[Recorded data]
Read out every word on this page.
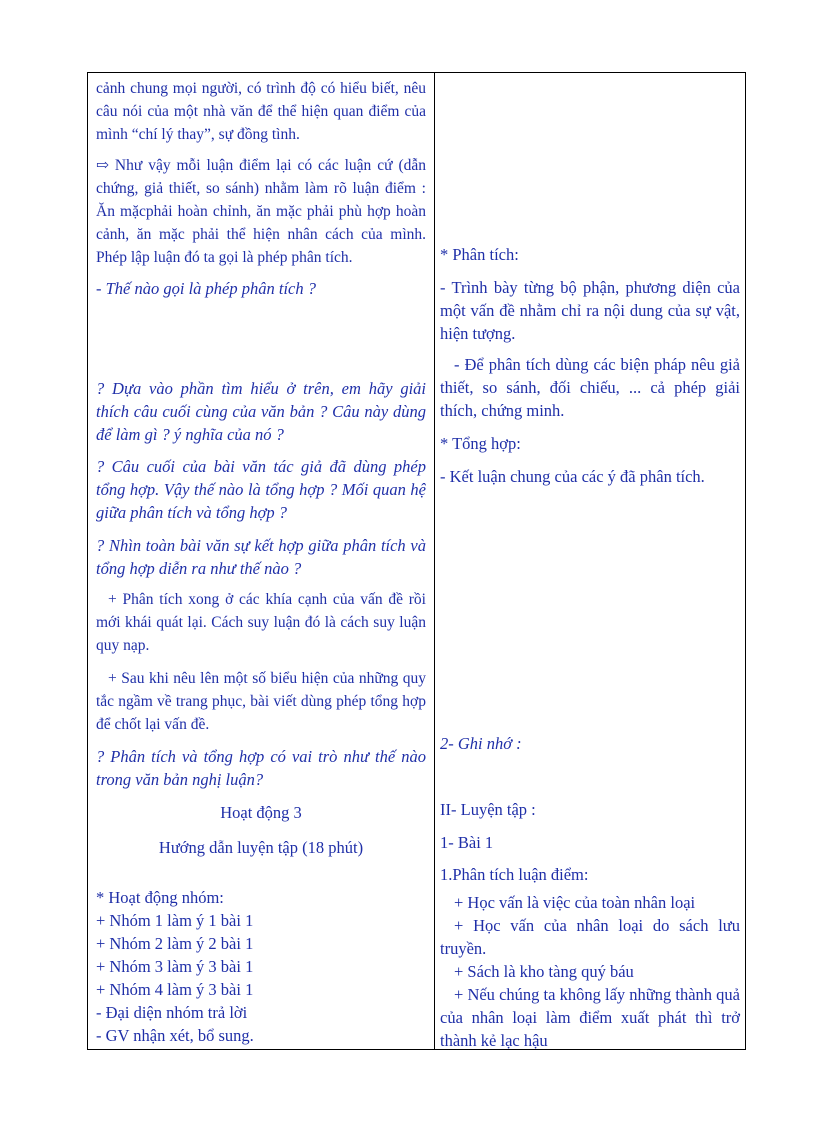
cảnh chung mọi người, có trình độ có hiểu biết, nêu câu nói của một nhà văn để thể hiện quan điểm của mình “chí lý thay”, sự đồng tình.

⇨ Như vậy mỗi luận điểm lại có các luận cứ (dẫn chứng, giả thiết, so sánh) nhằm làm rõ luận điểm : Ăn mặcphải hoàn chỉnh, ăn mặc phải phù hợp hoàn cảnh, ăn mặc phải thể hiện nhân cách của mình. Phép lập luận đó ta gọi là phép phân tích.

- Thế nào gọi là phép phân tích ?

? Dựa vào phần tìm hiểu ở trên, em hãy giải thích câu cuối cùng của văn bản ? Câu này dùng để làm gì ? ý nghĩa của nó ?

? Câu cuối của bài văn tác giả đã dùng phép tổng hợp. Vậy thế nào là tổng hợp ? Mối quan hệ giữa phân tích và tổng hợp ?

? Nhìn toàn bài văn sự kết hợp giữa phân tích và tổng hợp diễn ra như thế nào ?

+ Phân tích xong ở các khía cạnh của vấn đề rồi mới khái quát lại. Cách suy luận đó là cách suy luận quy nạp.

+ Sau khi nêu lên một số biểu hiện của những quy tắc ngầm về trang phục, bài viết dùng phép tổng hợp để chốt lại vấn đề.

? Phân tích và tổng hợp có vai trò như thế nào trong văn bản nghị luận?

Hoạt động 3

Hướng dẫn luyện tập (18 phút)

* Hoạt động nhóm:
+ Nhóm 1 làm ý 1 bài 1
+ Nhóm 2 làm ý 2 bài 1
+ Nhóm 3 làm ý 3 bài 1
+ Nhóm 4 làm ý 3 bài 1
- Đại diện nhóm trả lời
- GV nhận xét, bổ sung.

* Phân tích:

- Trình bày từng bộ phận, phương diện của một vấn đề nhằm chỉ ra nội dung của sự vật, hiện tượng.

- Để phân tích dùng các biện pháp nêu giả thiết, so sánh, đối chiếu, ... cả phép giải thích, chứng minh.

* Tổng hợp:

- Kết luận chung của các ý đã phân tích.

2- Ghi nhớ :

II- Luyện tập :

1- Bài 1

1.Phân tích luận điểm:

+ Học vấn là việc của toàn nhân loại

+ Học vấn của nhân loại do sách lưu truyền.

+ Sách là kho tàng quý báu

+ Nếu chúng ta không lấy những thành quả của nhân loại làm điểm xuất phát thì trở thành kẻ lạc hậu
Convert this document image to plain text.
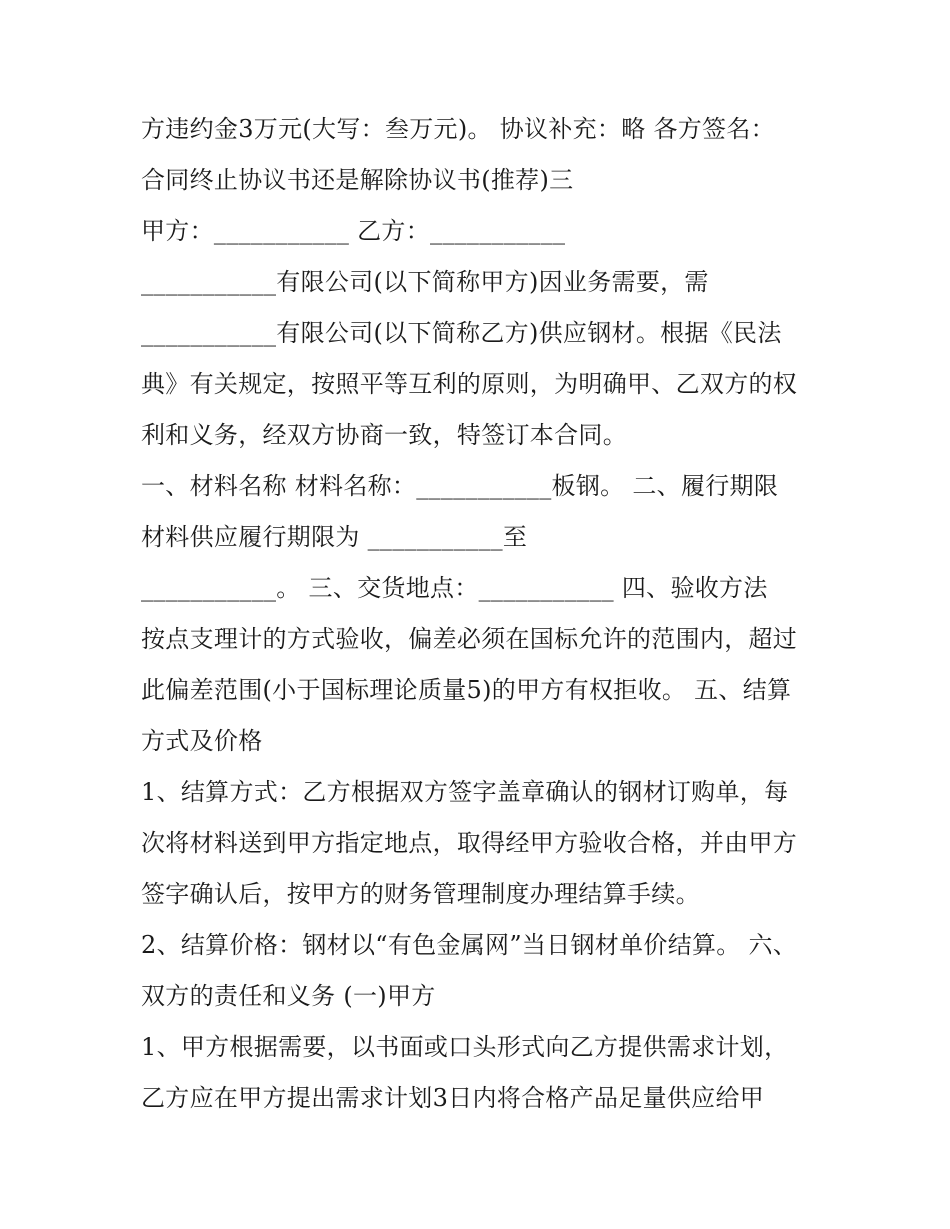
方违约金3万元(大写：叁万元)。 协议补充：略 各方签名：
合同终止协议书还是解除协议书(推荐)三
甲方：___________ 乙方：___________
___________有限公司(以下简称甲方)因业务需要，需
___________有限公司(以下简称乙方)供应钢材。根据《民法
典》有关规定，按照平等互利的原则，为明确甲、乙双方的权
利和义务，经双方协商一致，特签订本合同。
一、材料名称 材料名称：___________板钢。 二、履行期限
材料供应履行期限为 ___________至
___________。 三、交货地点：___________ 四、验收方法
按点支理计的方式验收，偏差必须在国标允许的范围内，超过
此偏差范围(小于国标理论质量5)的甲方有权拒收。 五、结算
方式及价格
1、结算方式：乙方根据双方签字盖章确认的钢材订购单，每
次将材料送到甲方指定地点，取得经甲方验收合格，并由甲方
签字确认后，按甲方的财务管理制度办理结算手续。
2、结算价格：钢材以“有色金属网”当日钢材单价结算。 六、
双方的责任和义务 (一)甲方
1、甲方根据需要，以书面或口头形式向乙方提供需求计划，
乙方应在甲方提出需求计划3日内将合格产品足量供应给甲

• Exercise: In the records above, locate the line with "Convert this document image to plain text."; output it and each line after it through the last one, exactly, omitting pictures.

• The result:
Convert this document image to plain text.
方违约金3万元(大写：叁万元)。 协议补充：略 各方签名：
合同终止协议书还是解除协议书(推荐)三
甲方：___________ 乙方：___________
___________有限公司(以下简称甲方)因业务需要，需
___________有限公司(以下简称乙方)供应钢材。根据《民法
典》有关规定，按照平等互利的原则，为明确甲、乙双方的权
利和义务，经双方协商一致，特签订本合同。
一、材料名称 材料名称：___________板钢。 二、履行期限
材料供应履行期限为 ___________至
___________。 三、交货地点：___________ 四、验收方法
按点支理计的方式验收，偏差必须在国标允许的范围内，超过
此偏差范围(小于国标理论质量5)的甲方有权拒收。 五、结算
方式及价格
1、结算方式：乙方根据双方签字盖章确认的钢材订购单，每
次将材料送到甲方指定地点，取得经甲方验收合格，并由甲方
签字确认后，按甲方的财务管理制度办理结算手续。
2、结算价格：钢材以“有色金属网”当日钢材单价结算。 六、
双方的责任和义务 (一)甲方
1、甲方根据需要，以书面或口头形式向乙方提供需求计划，
乙方应在甲方提出需求计划3日内将合格产品足量供应给甲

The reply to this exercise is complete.